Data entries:

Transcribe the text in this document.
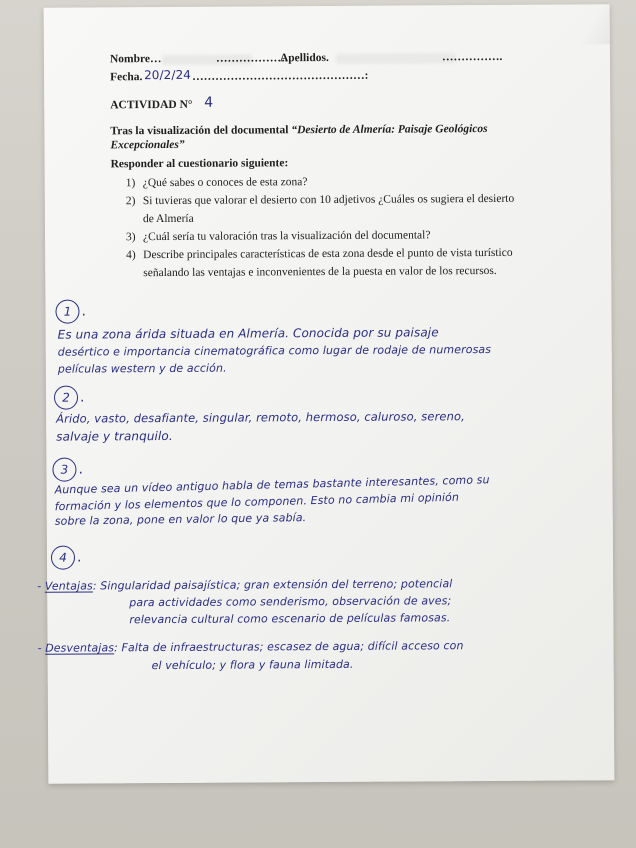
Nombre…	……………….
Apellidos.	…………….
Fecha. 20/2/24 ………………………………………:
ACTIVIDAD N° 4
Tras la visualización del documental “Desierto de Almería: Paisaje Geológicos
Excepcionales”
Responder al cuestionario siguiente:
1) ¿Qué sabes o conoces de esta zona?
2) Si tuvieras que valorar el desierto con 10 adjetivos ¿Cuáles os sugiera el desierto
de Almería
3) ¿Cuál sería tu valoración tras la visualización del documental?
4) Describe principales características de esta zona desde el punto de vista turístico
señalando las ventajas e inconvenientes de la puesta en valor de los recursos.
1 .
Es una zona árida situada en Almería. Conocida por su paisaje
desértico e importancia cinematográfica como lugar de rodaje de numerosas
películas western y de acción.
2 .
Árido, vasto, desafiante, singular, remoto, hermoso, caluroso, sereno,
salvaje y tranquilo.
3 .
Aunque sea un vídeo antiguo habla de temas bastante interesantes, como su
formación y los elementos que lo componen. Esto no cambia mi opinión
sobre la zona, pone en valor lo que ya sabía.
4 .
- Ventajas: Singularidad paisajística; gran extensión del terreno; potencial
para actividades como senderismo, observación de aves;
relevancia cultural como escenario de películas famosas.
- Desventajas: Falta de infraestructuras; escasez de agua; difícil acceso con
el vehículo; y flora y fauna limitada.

Task description:
Determine how many of the lines above hold the word "zona", and output that number by itself.

Output below:
4